***** AVAILABLE RECORDS *****

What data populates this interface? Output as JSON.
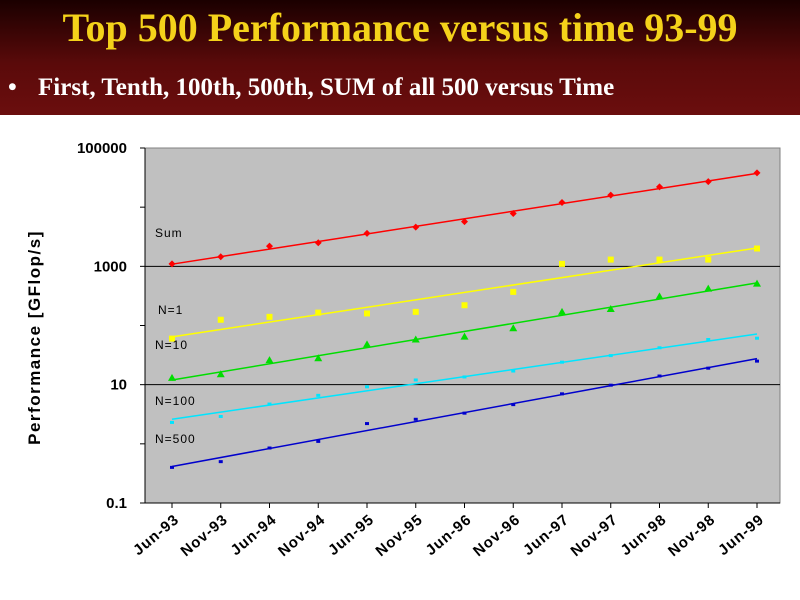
{
  "slide": {
    "title": "Top 500 Performance versus time 93-99",
    "bullet": "First, Tenth, 100th, 500th, SUM of all 500 versus Time"
  },
  "chart_data": {
    "type": "scatter",
    "y_scale": "log",
    "ylabel": "Performance [GFlop/s]",
    "yticks": [
      "0.1",
      "10",
      "1000",
      "100000"
    ],
    "ylim": [
      0.1,
      100000
    ],
    "xticks": [
      "Jun-93",
      "Nov-93",
      "Jun-94",
      "Nov-94",
      "Jun-95",
      "Nov-95",
      "Jun-96",
      "Nov-96",
      "Jun-97",
      "Nov-97",
      "Jun-98",
      "Nov-98",
      "Jun-99"
    ],
    "grid": "horizontal lines at 10 and 1000",
    "background": "#c0c0c0",
    "series": [
      {
        "name": "Sum",
        "color": "#ff0000",
        "marker": "diamond",
        "trend": "linear-fit",
        "values": [
          1100,
          1450,
          2200,
          2500,
          3600,
          4600,
          5700,
          7800,
          12000,
          16000,
          22000,
          27000,
          38000
        ]
      },
      {
        "name": "N=1",
        "color": "#ffff00",
        "marker": "square",
        "trend": "linear-fit",
        "values": [
          60,
          125,
          140,
          165,
          160,
          170,
          220,
          370,
          1100,
          1300,
          1300,
          1300,
          2000
        ]
      },
      {
        "name": "N=10",
        "color": "#00dd00",
        "marker": "triangle",
        "trend": "linear-fit",
        "values": [
          13,
          15,
          26,
          28,
          48,
          58,
          65,
          90,
          170,
          190,
          310,
          420,
          510
        ]
      },
      {
        "name": "N=100",
        "color": "#00e5ff",
        "marker": "dash",
        "trend": "linear-fit",
        "values": [
          2.3,
          2.9,
          4.7,
          6.6,
          9.2,
          12,
          13.5,
          17,
          24,
          31,
          42,
          58,
          61
        ]
      },
      {
        "name": "N=500",
        "color": "#0000cc",
        "marker": "dash",
        "trend": "linear-fit",
        "values": [
          0.4,
          0.5,
          0.85,
          1.1,
          2.2,
          2.6,
          3.3,
          4.6,
          7,
          9.8,
          14,
          19,
          25
        ]
      }
    ]
  }
}
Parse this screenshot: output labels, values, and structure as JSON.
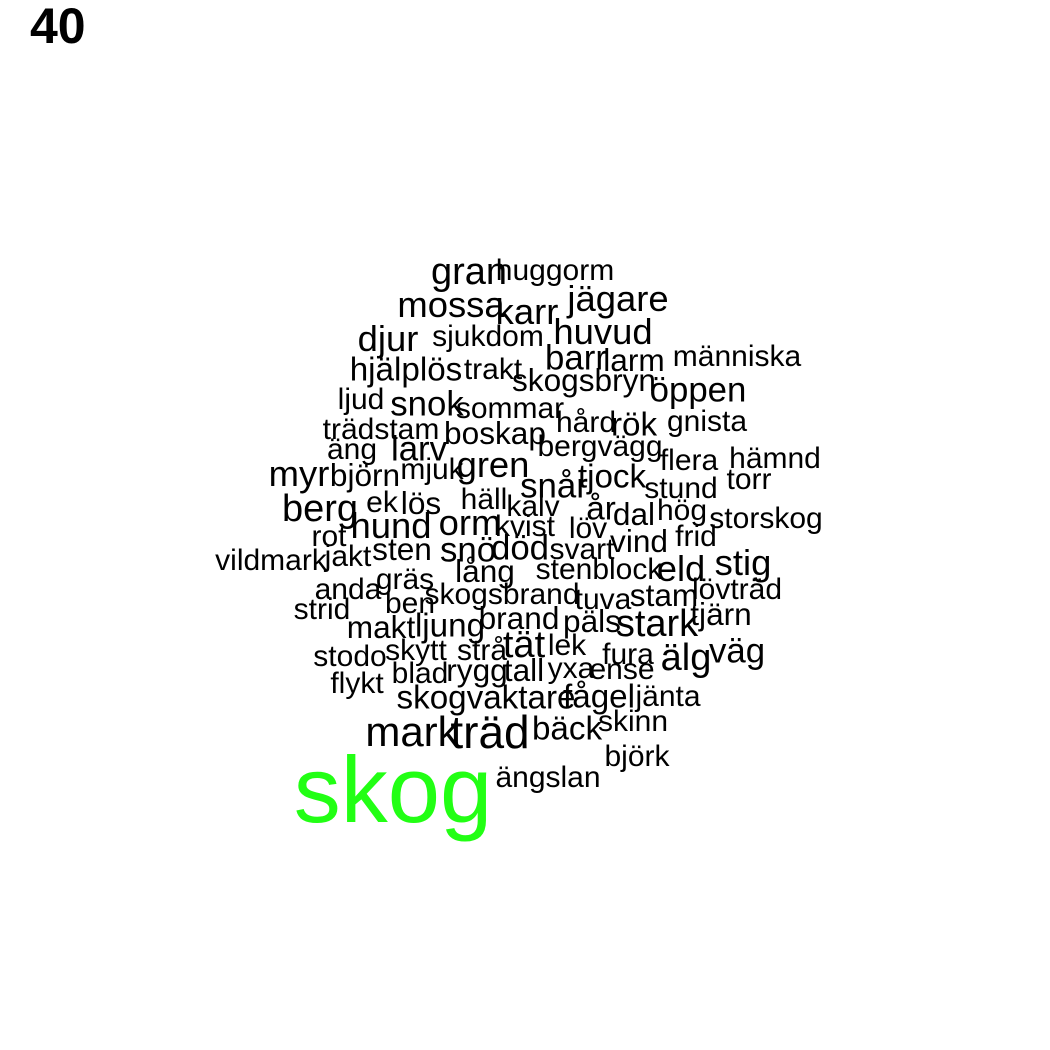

*****

How many lines in the records above hold the word "this"? Give only the number.

2